Set task ->
In the data below, find every line that has the string "document", and copy it.

* Start Stored rows *

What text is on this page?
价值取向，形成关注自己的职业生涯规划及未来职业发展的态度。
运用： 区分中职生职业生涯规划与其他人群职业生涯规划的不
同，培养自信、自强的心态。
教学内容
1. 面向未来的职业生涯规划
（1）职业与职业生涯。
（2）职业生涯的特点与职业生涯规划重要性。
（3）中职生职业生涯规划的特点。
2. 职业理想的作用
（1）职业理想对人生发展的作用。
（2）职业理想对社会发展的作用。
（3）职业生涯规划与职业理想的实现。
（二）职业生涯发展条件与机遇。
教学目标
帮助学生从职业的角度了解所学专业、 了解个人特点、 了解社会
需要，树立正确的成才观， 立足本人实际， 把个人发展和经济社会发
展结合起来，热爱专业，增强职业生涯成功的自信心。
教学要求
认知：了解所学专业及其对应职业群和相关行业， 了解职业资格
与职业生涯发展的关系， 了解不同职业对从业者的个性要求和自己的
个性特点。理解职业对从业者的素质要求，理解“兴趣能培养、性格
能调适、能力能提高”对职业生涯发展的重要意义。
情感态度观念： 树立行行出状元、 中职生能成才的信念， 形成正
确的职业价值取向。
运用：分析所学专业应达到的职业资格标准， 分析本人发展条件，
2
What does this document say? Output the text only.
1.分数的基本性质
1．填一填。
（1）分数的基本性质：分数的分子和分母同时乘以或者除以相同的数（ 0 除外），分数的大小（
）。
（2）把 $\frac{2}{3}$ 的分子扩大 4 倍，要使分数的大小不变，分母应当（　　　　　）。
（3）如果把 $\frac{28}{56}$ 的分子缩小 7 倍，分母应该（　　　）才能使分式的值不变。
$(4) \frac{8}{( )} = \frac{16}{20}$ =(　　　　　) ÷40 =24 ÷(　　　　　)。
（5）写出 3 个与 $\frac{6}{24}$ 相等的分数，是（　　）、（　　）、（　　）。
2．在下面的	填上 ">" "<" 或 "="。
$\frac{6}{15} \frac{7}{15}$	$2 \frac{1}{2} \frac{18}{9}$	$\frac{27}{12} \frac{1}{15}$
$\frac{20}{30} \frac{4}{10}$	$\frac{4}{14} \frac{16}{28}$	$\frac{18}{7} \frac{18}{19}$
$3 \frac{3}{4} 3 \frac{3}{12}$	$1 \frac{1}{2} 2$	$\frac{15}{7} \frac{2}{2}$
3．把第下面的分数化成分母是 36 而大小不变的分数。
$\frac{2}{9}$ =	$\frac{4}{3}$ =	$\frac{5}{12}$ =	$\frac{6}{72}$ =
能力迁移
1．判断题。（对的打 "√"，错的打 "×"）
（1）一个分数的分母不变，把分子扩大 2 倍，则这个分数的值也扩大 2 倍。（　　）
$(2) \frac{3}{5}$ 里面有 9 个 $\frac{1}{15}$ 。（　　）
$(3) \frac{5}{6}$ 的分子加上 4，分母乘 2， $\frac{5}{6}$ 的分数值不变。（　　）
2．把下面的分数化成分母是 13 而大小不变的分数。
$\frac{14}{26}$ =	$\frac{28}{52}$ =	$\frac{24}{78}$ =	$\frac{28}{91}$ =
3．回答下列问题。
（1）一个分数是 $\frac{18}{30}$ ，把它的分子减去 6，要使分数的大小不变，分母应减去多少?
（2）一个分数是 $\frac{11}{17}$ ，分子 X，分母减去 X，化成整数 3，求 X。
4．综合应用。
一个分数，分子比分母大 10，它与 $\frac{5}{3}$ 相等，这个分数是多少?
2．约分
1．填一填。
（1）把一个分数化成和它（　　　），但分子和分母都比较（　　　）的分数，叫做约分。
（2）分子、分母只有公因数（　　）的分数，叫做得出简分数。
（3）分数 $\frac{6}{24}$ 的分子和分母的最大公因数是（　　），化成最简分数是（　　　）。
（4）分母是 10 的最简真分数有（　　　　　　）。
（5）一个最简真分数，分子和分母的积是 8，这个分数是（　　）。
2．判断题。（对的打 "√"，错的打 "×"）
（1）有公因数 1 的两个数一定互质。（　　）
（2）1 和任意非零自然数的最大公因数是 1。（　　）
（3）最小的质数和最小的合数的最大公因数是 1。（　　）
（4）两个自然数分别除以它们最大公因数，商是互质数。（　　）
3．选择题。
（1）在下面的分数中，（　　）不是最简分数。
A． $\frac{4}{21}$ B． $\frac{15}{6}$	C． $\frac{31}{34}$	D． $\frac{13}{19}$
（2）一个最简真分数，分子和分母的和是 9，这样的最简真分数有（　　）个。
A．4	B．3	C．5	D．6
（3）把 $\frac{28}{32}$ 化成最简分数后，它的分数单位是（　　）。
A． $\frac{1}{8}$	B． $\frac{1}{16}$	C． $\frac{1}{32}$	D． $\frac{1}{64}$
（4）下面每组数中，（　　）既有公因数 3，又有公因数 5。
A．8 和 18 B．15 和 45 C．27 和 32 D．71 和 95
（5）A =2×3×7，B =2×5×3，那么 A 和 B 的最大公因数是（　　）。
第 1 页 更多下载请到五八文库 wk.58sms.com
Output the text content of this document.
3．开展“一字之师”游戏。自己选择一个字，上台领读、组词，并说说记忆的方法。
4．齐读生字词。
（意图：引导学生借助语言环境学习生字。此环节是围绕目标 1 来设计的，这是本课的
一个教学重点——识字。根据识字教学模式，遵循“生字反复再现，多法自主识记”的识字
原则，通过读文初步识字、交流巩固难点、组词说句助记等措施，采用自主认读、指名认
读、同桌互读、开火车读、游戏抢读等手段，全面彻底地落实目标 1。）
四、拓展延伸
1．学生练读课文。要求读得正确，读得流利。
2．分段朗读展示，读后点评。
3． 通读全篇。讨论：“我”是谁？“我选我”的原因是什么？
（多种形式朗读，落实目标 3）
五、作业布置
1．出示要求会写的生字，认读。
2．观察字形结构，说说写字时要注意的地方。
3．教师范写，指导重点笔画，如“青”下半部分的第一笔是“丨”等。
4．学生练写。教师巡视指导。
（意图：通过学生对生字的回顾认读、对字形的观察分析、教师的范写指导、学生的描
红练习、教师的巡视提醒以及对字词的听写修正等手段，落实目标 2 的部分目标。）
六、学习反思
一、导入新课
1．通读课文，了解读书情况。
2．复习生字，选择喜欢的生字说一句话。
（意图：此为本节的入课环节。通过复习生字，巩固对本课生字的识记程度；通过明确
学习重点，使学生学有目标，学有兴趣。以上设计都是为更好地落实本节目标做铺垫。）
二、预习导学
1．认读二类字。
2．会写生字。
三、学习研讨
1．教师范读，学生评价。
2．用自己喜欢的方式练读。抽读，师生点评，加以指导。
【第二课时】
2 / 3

* End Stored rows *

Reply to the exercise ->
What does this document say? Output the text only.
Output the text content of this document.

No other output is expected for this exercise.